**EXERCISE REQUIREMENTS:** Gather every line of the entries that includes the word "formerly".

**EXERCISE MATERIAL:**
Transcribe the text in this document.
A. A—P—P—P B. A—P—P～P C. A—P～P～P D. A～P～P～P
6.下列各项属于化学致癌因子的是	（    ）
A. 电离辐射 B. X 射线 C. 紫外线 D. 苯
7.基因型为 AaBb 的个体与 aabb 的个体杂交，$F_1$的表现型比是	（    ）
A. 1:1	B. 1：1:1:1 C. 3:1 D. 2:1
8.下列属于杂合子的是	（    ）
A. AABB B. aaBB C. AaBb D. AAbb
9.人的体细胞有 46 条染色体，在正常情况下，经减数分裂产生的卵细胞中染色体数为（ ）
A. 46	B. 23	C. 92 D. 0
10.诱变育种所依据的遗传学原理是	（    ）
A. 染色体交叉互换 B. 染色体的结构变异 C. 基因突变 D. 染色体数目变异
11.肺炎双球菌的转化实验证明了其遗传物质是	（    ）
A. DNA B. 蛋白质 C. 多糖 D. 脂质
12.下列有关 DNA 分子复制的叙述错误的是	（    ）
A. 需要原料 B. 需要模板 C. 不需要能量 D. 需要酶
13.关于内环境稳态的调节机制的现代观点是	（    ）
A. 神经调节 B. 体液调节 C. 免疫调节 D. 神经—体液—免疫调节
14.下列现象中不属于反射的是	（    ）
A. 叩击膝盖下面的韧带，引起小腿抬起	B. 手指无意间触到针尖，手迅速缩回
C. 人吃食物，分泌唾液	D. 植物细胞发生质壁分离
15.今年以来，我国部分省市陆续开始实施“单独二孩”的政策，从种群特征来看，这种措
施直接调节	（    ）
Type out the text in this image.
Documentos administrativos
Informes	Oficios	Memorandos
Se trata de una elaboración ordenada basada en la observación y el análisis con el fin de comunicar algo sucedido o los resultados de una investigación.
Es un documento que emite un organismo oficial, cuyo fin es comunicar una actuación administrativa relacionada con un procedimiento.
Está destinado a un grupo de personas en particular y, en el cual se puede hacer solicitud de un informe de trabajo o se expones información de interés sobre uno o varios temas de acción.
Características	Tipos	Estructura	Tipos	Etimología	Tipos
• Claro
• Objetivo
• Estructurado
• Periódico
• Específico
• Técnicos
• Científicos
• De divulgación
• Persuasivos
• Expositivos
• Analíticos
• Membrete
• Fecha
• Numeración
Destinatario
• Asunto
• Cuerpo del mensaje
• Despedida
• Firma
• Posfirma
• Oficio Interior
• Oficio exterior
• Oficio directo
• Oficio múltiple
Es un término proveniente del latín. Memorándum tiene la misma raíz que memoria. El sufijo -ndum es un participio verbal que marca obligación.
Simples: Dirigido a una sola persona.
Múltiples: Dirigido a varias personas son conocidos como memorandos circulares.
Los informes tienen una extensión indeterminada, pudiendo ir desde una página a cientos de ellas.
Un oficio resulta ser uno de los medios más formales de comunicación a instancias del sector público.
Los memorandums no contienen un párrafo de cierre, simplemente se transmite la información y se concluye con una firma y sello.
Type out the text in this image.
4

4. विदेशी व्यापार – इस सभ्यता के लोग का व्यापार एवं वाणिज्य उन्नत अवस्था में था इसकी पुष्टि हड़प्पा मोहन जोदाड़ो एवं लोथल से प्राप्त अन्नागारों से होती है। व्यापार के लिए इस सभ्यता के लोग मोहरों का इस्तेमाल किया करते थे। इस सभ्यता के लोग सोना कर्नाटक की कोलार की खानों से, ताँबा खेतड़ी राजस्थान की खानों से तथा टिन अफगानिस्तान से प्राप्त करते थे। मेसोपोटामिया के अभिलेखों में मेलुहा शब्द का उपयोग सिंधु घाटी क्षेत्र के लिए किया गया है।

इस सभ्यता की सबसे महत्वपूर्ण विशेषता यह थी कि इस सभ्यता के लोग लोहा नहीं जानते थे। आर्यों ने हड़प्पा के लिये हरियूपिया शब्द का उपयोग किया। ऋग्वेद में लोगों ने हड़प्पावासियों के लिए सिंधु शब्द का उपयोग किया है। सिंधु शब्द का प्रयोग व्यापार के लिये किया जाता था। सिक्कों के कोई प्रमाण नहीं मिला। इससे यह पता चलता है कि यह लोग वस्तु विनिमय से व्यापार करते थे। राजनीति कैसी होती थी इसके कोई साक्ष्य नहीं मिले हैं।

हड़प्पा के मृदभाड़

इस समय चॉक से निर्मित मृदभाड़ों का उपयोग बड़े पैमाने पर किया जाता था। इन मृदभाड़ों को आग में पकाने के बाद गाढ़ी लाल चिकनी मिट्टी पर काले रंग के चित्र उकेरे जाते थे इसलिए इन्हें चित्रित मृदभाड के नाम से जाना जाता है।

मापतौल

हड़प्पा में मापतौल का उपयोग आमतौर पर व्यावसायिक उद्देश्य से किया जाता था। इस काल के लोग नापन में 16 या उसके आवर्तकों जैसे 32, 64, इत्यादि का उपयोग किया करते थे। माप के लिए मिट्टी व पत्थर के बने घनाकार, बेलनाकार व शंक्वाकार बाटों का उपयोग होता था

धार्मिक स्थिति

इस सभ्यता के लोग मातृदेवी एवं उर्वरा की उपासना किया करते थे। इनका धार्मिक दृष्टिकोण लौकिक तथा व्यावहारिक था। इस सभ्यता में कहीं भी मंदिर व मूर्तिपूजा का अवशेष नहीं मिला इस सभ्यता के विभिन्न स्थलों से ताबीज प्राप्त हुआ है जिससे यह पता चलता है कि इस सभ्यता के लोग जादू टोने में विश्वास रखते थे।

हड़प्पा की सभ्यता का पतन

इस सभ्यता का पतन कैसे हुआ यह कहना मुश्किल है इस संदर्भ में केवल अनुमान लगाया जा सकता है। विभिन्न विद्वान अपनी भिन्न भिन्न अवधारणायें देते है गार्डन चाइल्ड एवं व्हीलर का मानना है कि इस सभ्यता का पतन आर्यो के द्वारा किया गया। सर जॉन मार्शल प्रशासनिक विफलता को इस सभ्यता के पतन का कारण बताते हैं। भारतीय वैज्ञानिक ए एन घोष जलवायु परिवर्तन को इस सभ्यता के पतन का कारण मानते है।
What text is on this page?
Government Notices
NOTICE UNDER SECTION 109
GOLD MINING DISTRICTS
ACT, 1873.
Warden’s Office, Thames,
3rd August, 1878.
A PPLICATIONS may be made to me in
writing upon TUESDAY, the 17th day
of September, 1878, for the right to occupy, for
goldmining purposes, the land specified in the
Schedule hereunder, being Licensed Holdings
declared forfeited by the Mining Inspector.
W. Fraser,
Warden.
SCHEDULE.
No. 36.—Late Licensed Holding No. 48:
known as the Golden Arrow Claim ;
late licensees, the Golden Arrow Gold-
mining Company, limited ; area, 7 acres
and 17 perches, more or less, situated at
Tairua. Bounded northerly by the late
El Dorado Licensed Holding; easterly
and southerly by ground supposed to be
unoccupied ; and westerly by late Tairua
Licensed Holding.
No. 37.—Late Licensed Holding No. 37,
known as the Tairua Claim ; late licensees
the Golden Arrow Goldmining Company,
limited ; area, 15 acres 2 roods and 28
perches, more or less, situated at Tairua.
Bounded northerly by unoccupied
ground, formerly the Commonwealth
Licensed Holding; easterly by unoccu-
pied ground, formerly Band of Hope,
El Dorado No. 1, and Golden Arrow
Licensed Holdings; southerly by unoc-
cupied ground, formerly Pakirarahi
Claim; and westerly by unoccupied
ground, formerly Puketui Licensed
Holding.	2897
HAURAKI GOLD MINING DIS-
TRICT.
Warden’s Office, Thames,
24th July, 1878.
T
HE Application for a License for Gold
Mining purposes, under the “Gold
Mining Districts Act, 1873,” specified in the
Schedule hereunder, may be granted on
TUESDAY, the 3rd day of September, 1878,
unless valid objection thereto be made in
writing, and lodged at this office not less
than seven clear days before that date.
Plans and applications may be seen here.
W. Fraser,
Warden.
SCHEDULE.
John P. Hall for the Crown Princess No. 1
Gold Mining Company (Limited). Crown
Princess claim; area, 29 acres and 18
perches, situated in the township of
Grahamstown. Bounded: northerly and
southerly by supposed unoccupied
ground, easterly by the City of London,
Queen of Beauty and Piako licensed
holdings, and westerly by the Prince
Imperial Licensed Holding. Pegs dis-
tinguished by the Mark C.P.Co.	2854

**ANSWER TO THIS TASK:**
ground, formerly the Commonwealth
pied ground, formerly Band of Hope,
cupied ground, formerly Pakirarahi
ground, formerly Puketui Licensed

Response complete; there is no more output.